>> BEGIN

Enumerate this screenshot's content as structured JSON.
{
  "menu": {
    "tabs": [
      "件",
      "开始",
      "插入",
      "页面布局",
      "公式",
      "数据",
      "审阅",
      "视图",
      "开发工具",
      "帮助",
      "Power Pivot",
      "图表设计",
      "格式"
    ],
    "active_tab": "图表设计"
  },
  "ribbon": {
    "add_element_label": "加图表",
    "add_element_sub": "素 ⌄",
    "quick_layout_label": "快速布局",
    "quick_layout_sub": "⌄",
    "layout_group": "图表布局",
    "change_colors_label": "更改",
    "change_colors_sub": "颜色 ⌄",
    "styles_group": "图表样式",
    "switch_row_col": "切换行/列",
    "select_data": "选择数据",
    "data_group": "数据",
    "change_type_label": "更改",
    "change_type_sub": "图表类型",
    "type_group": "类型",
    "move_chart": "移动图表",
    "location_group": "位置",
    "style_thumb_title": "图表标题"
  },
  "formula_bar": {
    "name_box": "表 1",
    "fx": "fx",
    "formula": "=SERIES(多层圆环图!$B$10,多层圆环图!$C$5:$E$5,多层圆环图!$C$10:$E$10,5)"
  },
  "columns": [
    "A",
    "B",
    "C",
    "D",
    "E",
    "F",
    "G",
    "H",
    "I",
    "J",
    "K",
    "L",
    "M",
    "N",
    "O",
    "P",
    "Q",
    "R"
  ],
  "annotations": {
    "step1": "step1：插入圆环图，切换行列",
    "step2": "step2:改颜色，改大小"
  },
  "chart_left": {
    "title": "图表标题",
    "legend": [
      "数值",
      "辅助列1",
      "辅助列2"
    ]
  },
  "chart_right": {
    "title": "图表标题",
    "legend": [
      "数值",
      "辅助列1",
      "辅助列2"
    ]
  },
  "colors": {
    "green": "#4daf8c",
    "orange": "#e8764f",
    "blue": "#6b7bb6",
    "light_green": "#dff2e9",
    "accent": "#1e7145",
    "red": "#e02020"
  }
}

>> END

Exercise brief => Exactly as written, please output every entry.

Worked solution =>
Enumerate this screenshot's content as structured JSON.
{
  "menu": {
    "tabs": [
      "件",
      "开始",
      "插入",
      "页面布局",
      "公式",
      "数据",
      "审阅",
      "视图",
      "开发工具",
      "帮助",
      "Power Pivot",
      "图表设计",
      "格式"
    ],
    "active_tab": "图表设计"
  },
  "ribbon": {
    "add_element_label": "加图表",
    "add_element_sub": "素 ⌄",
    "quick_layout_label": "快速布局",
    "quick_layout_sub": "⌄",
    "layout_group": "图表布局",
    "change_colors_label": "更改",
    "change_colors_sub": "颜色 ⌄",
    "styles_group": "图表样式",
    "switch_row_col": "切换行/列",
    "select_data": "选择数据",
    "data_group": "数据",
    "change_type_label": "更改",
    "change_type_sub": "图表类型",
    "type_group": "类型",
    "move_chart": "移动图表",
    "location_group": "位置",
    "style_thumb_title": "图表标题"
  },
  "formula_bar": {
    "name_box": "表 1",
    "fx": "fx",
    "formula": "=SERIES(多层圆环图!$B$10,多层圆环图!$C$5:$E$5,多层圆环图!$C$10:$E$10,5)"
  },
  "columns": [
    "A",
    "B",
    "C",
    "D",
    "E",
    "F",
    "G",
    "H",
    "I",
    "J",
    "K",
    "L",
    "M",
    "N",
    "O",
    "P",
    "Q",
    "R"
  ],
  "annotations": {
    "step1": "step1：插入圆环图，切换行列",
    "step2": "step2:改颜色，改大小"
  },
  "chart_left": {
    "title": "图表标题",
    "legend": [
      "数值",
      "辅助列1",
      "辅助列2"
    ]
  },
  "chart_right": {
    "title": "图表标题",
    "legend": [
      "数值",
      "辅助列1",
      "辅助列2"
    ]
  },
  "colors": {
    "green": "#4daf8c",
    "orange": "#e8764f",
    "blue": "#6b7bb6",
    "light_green": "#dff2e9",
    "accent": "#1e7145",
    "red": "#e02020"
  }
}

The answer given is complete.